**CHALLENGE**
Write out the whole listing again, exactly.

━━━

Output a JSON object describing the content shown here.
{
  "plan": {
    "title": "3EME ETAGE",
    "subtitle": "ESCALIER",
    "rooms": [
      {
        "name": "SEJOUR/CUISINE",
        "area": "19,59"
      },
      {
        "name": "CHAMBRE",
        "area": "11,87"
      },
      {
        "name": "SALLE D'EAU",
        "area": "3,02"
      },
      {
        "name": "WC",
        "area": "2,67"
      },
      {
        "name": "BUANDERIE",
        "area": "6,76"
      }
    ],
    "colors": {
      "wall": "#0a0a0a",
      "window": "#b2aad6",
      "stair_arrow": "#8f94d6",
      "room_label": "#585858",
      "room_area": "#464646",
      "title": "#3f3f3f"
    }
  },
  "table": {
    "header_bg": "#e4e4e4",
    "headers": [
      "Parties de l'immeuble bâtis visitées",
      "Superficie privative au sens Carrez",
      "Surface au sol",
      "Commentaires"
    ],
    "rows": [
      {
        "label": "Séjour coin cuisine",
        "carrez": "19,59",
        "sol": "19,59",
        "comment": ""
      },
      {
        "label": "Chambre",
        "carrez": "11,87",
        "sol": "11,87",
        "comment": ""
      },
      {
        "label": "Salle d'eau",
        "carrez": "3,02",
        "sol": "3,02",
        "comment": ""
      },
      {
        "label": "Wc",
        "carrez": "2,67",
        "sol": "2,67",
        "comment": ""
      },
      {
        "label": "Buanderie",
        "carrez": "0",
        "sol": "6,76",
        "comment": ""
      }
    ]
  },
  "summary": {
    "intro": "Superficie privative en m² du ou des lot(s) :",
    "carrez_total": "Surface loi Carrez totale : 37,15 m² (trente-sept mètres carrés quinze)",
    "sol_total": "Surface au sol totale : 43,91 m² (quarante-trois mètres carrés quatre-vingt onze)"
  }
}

━━━

**RESPONSE TO THE TASK**
Output a JSON object describing the content shown here.
{
  "plan": {
    "title": "3EME ETAGE",
    "subtitle": "ESCALIER",
    "rooms": [
      {
        "name": "SEJOUR/CUISINE",
        "area": "19,59"
      },
      {
        "name": "CHAMBRE",
        "area": "11,87"
      },
      {
        "name": "SALLE D'EAU",
        "area": "3,02"
      },
      {
        "name": "WC",
        "area": "2,67"
      },
      {
        "name": "BUANDERIE",
        "area": "6,76"
      }
    ],
    "colors": {
      "wall": "#0a0a0a",
      "window": "#b2aad6",
      "stair_arrow": "#8f94d6",
      "room_label": "#585858",
      "room_area": "#464646",
      "title": "#3f3f3f"
    }
  },
  "table": {
    "header_bg": "#e4e4e4",
    "headers": [
      "Parties de l'immeuble bâtis visitées",
      "Superficie privative au sens Carrez",
      "Surface au sol",
      "Commentaires"
    ],
    "rows": [
      {
        "label": "Séjour coin cuisine",
        "carrez": "19,59",
        "sol": "19,59",
        "comment": ""
      },
      {
        "label": "Chambre",
        "carrez": "11,87",
        "sol": "11,87",
        "comment": ""
      },
      {
        "label": "Salle d'eau",
        "carrez": "3,02",
        "sol": "3,02",
        "comment": ""
      },
      {
        "label": "Wc",
        "carrez": "2,67",
        "sol": "2,67",
        "comment": ""
      },
      {
        "label": "Buanderie",
        "carrez": "0",
        "sol": "6,76",
        "comment": ""
      }
    ]
  },
  "summary": {
    "intro": "Superficie privative en m² du ou des lot(s) :",
    "carrez_total": "Surface loi Carrez totale : 37,15 m² (trente-sept mètres carrés quinze)",
    "sol_total": "Surface au sol totale : 43,91 m² (quarante-trois mètres carrés quatre-vingt onze)"
  }
}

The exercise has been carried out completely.